• _AIM OF THE EXERCISE_: Whenever a line below holds the word "компьютера", copy that line.

• _SUPPLIED MATERIAL_:
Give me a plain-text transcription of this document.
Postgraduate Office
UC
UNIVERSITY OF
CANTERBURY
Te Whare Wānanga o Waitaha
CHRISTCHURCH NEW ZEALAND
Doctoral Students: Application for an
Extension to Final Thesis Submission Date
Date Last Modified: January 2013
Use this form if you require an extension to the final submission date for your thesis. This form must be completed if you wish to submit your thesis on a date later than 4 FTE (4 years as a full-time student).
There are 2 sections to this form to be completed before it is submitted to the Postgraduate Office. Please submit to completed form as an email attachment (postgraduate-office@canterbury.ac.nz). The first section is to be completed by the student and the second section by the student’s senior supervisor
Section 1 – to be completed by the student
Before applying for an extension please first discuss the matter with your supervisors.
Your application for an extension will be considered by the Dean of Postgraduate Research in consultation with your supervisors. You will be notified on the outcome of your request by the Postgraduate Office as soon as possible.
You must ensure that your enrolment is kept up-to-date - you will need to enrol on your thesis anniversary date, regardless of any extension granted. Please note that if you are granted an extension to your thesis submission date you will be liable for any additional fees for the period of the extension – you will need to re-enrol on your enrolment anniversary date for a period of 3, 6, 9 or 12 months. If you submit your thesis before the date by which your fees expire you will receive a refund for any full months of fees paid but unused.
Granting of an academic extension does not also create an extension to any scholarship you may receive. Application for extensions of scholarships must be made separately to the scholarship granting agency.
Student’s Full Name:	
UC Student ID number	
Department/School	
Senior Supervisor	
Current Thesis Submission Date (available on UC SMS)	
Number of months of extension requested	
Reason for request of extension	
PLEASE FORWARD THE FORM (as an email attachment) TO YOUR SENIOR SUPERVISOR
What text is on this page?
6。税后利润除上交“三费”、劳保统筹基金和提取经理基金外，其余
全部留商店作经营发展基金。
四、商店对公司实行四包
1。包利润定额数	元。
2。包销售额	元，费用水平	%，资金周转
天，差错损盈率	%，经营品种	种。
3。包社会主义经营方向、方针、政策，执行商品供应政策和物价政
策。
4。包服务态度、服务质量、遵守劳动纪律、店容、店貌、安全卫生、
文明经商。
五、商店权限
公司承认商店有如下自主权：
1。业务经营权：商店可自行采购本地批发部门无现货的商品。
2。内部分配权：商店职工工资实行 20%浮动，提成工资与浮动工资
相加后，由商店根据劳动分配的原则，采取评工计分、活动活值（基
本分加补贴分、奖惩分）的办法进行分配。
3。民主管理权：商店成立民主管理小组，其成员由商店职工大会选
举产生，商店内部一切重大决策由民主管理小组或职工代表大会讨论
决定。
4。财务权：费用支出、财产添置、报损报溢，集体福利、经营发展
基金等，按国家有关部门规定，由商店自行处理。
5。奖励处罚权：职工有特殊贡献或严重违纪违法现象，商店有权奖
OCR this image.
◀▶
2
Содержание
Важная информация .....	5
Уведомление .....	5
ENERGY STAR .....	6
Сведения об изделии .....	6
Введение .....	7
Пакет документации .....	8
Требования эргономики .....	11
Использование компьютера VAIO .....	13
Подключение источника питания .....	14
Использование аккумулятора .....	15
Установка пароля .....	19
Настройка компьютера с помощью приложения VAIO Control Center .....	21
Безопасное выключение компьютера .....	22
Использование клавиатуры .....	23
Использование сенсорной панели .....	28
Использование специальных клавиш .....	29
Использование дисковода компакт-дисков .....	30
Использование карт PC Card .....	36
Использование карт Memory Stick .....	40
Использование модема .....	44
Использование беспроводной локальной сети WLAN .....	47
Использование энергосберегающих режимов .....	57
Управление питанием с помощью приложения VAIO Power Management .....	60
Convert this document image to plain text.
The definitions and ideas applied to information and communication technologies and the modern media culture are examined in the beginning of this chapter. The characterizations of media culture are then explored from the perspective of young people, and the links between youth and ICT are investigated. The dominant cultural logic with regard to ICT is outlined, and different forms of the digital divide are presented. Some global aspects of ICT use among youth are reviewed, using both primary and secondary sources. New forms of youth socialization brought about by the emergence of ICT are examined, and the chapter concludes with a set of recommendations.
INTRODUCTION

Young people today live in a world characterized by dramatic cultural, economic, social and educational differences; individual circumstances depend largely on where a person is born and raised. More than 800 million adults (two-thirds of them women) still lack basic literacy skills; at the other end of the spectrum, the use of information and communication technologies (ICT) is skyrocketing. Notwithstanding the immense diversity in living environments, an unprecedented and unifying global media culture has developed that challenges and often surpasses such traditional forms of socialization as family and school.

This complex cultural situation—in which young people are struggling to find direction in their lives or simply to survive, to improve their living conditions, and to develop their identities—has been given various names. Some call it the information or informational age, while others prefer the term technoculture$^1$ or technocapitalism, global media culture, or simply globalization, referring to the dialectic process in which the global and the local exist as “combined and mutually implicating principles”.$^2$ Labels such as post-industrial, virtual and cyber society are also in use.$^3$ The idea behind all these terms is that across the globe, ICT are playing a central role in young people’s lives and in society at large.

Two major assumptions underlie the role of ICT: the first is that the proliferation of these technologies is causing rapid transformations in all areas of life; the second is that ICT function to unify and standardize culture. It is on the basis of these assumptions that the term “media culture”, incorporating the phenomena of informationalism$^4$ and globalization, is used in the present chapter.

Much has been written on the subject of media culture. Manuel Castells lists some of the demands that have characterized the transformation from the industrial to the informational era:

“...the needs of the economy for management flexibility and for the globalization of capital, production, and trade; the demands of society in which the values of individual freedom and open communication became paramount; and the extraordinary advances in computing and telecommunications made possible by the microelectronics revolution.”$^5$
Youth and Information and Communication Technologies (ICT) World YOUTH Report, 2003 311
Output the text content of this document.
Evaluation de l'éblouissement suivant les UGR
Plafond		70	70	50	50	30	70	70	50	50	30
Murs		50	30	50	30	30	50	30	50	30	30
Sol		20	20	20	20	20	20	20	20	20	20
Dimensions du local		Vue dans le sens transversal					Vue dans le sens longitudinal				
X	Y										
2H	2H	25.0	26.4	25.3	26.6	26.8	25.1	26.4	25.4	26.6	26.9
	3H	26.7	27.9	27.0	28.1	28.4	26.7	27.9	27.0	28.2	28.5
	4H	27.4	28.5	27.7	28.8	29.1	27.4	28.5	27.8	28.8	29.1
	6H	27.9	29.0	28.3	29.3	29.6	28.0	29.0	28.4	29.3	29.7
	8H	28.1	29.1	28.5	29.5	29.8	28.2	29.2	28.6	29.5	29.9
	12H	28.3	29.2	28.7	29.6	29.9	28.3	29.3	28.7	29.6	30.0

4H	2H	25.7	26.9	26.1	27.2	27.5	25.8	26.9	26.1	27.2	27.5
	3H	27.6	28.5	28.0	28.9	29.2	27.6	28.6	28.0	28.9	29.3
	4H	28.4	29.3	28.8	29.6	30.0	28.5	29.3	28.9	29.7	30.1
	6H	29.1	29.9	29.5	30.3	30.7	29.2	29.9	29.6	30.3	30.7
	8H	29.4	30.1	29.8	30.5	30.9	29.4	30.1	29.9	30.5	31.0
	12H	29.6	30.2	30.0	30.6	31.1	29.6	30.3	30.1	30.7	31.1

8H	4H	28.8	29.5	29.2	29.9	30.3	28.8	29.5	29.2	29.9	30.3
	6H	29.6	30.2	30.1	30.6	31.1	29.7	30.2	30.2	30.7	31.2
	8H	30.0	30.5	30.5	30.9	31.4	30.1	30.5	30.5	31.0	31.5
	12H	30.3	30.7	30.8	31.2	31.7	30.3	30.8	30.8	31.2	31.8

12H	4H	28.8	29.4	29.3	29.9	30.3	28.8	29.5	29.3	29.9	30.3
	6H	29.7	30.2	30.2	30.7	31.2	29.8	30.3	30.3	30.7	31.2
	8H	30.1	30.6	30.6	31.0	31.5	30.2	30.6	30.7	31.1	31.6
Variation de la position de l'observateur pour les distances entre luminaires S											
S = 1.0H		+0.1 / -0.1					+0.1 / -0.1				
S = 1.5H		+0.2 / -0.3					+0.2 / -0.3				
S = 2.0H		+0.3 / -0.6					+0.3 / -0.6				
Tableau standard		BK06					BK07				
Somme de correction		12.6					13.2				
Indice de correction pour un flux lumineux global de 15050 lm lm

• _REPLY_:
Использование компьютера VAIO .....	13
Настройка компьютера с помощью приложения VAIO Control Center .....	21
Безопасное выключение компьютера .....	22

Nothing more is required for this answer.